◆ **What is asked**
Go through the data below and copy it exactly, skipping every picture.
— Begin —
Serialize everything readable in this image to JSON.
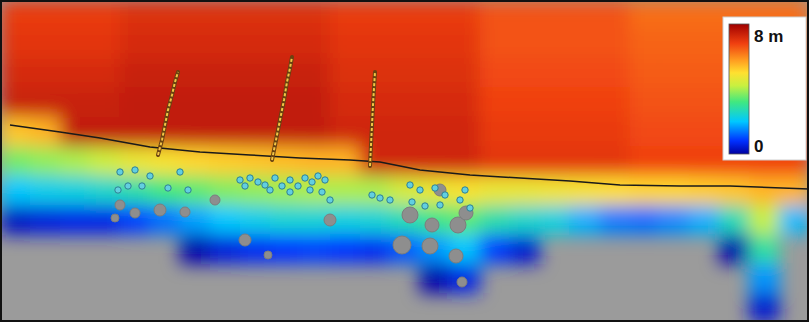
{
  "chart_data": {
    "type": "heatmap",
    "tick_labels": false,
    "color_range": [
      0,
      8
    ],
    "color_ticks": [
      {
        "value": 8,
        "label": "8 m"
      },
      0
    ],
    "cells": [
      [
        6.9,
        6.9,
        6.9,
        6.9,
        7.1,
        7.1,
        7.1,
        7.1,
        7.1,
        7.1,
        7.1,
        6.9,
        6.9,
        6.9,
        6.9,
        6.9,
        6.6,
        6.6,
        6.6,
        6.6,
        6.6,
        6.3,
        6.3,
        6.3,
        6.3,
        6.3,
        6.3
      ],
      [
        7.0,
        7.0,
        7.0,
        7.0,
        7.2,
        7.2,
        7.2,
        7.2,
        7.2,
        7.2,
        7.2,
        7.0,
        7.0,
        7.0,
        7.0,
        7.0,
        6.6,
        6.6,
        6.6,
        6.6,
        6.6,
        6.4,
        6.4,
        6.4,
        6.4,
        6.4,
        6.4
      ],
      [
        7.2,
        7.2,
        7.2,
        7.2,
        7.4,
        7.4,
        7.4,
        7.4,
        7.4,
        7.4,
        7.4,
        7.1,
        7.1,
        7.1,
        7.1,
        7.1,
        6.7,
        6.7,
        6.7,
        6.7,
        6.7,
        6.5,
        6.5,
        6.5,
        6.5,
        6.5,
        6.5
      ],
      [
        7.4,
        7.4,
        7.4,
        7.4,
        7.5,
        7.5,
        7.5,
        7.5,
        7.5,
        7.5,
        7.5,
        7.2,
        7.2,
        7.2,
        7.2,
        7.2,
        6.8,
        6.8,
        6.8,
        6.8,
        6.8,
        6.6,
        6.6,
        6.6,
        6.6,
        6.6,
        6.6
      ],
      [
        5.3,
        5.5,
        7.5,
        7.5,
        7.5,
        7.5,
        7.5,
        7.5,
        7.5,
        7.5,
        7.5,
        7.3,
        7.3,
        7.3,
        7.3,
        7.3,
        6.9,
        6.9,
        6.9,
        6.9,
        6.9,
        6.7,
        6.7,
        6.7,
        6.7,
        6.7,
        6.7
      ],
      [
        3.6,
        3.8,
        4.0,
        4.3,
        4.7,
        4.9,
        5.1,
        5.2,
        5.3,
        5.4,
        5.5,
        5.5,
        7.3,
        7.3,
        7.3,
        7.3,
        7.0,
        7.0,
        7.0,
        7.0,
        7.0,
        6.8,
        6.8,
        6.8,
        6.8,
        6.8,
        6.8
      ],
      [
        2.0,
        2.2,
        2.3,
        2.5,
        2.8,
        3.2,
        3.4,
        3.7,
        3.8,
        3.9,
        4.0,
        4.0,
        4.0,
        4.4,
        4.7,
        4.9,
        4.7,
        4.7,
        4.8,
        4.9,
        5.0,
        5.1,
        5.1,
        5.2,
        5.3,
        5.5,
        5.5
      ],
      [
        0.3,
        0.5,
        0.6,
        0.6,
        0.9,
        1.3,
        1.7,
        2.0,
        2.2,
        2.4,
        2.4,
        2.3,
        2.4,
        2.7,
        3.1,
        3.4,
        2.8,
        2.5,
        2.3,
        1.8,
        1.4,
        1.3,
        1.5,
        1.8,
        2.7,
        4.2,
        1.9
      ],
      [
        null,
        null,
        null,
        null,
        null,
        null,
        0.1,
        0.5,
        0.7,
        0.8,
        0.9,
        0.8,
        0.7,
        1.1,
        1.6,
        2.0,
        0.9,
        0.4,
        null,
        null,
        null,
        null,
        null,
        null,
        0.1,
        2.9,
        null
      ],
      [
        null,
        null,
        null,
        null,
        null,
        null,
        null,
        null,
        null,
        null,
        null,
        null,
        null,
        null,
        0.1,
        0.6,
        null,
        null,
        null,
        null,
        null,
        null,
        null,
        null,
        null,
        1.6,
        null
      ],
      [
        null,
        null,
        null,
        null,
        null,
        null,
        null,
        null,
        null,
        null,
        null,
        null,
        null,
        null,
        null,
        null,
        null,
        null,
        null,
        null,
        null,
        null,
        null,
        null,
        null,
        0.4,
        null
      ]
    ]
  }
}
— End —
◆ **The completed task**
Serialize everything readable in this image to JSON.
{
  "chart_data": {
    "type": "heatmap",
    "tick_labels": false,
    "color_range": [
      0,
      8
    ],
    "color_ticks": [
      {
        "value": 8,
        "label": "8 m"
      },
      0
    ],
    "cells": [
      [
        6.9,
        6.9,
        6.9,
        6.9,
        7.1,
        7.1,
        7.1,
        7.1,
        7.1,
        7.1,
        7.1,
        6.9,
        6.9,
        6.9,
        6.9,
        6.9,
        6.6,
        6.6,
        6.6,
        6.6,
        6.6,
        6.3,
        6.3,
        6.3,
        6.3,
        6.3,
        6.3
      ],
      [
        7.0,
        7.0,
        7.0,
        7.0,
        7.2,
        7.2,
        7.2,
        7.2,
        7.2,
        7.2,
        7.2,
        7.0,
        7.0,
        7.0,
        7.0,
        7.0,
        6.6,
        6.6,
        6.6,
        6.6,
        6.6,
        6.4,
        6.4,
        6.4,
        6.4,
        6.4,
        6.4
      ],
      [
        7.2,
        7.2,
        7.2,
        7.2,
        7.4,
        7.4,
        7.4,
        7.4,
        7.4,
        7.4,
        7.4,
        7.1,
        7.1,
        7.1,
        7.1,
        7.1,
        6.7,
        6.7,
        6.7,
        6.7,
        6.7,
        6.5,
        6.5,
        6.5,
        6.5,
        6.5,
        6.5
      ],
      [
        7.4,
        7.4,
        7.4,
        7.4,
        7.5,
        7.5,
        7.5,
        7.5,
        7.5,
        7.5,
        7.5,
        7.2,
        7.2,
        7.2,
        7.2,
        7.2,
        6.8,
        6.8,
        6.8,
        6.8,
        6.8,
        6.6,
        6.6,
        6.6,
        6.6,
        6.6,
        6.6
      ],
      [
        5.3,
        5.5,
        7.5,
        7.5,
        7.5,
        7.5,
        7.5,
        7.5,
        7.5,
        7.5,
        7.5,
        7.3,
        7.3,
        7.3,
        7.3,
        7.3,
        6.9,
        6.9,
        6.9,
        6.9,
        6.9,
        6.7,
        6.7,
        6.7,
        6.7,
        6.7,
        6.7
      ],
      [
        3.6,
        3.8,
        4.0,
        4.3,
        4.7,
        4.9,
        5.1,
        5.2,
        5.3,
        5.4,
        5.5,
        5.5,
        7.3,
        7.3,
        7.3,
        7.3,
        7.0,
        7.0,
        7.0,
        7.0,
        7.0,
        6.8,
        6.8,
        6.8,
        6.8,
        6.8,
        6.8
      ],
      [
        2.0,
        2.2,
        2.3,
        2.5,
        2.8,
        3.2,
        3.4,
        3.7,
        3.8,
        3.9,
        4.0,
        4.0,
        4.0,
        4.4,
        4.7,
        4.9,
        4.7,
        4.7,
        4.8,
        4.9,
        5.0,
        5.1,
        5.1,
        5.2,
        5.3,
        5.5,
        5.5
      ],
      [
        0.3,
        0.5,
        0.6,
        0.6,
        0.9,
        1.3,
        1.7,
        2.0,
        2.2,
        2.4,
        2.4,
        2.3,
        2.4,
        2.7,
        3.1,
        3.4,
        2.8,
        2.5,
        2.3,
        1.8,
        1.4,
        1.3,
        1.5,
        1.8,
        2.7,
        4.2,
        1.9
      ],
      [
        null,
        null,
        null,
        null,
        null,
        null,
        0.1,
        0.5,
        0.7,
        0.8,
        0.9,
        0.8,
        0.7,
        1.1,
        1.6,
        2.0,
        0.9,
        0.4,
        null,
        null,
        null,
        null,
        null,
        null,
        0.1,
        2.9,
        null
      ],
      [
        null,
        null,
        null,
        null,
        null,
        null,
        null,
        null,
        null,
        null,
        null,
        null,
        null,
        null,
        0.1,
        0.6,
        null,
        null,
        null,
        null,
        null,
        null,
        null,
        null,
        null,
        1.6,
        null
      ],
      [
        null,
        null,
        null,
        null,
        null,
        null,
        null,
        null,
        null,
        null,
        null,
        null,
        null,
        null,
        null,
        null,
        null,
        null,
        null,
        null,
        null,
        null,
        null,
        null,
        null,
        0.4,
        null
      ]
    ]
  }
}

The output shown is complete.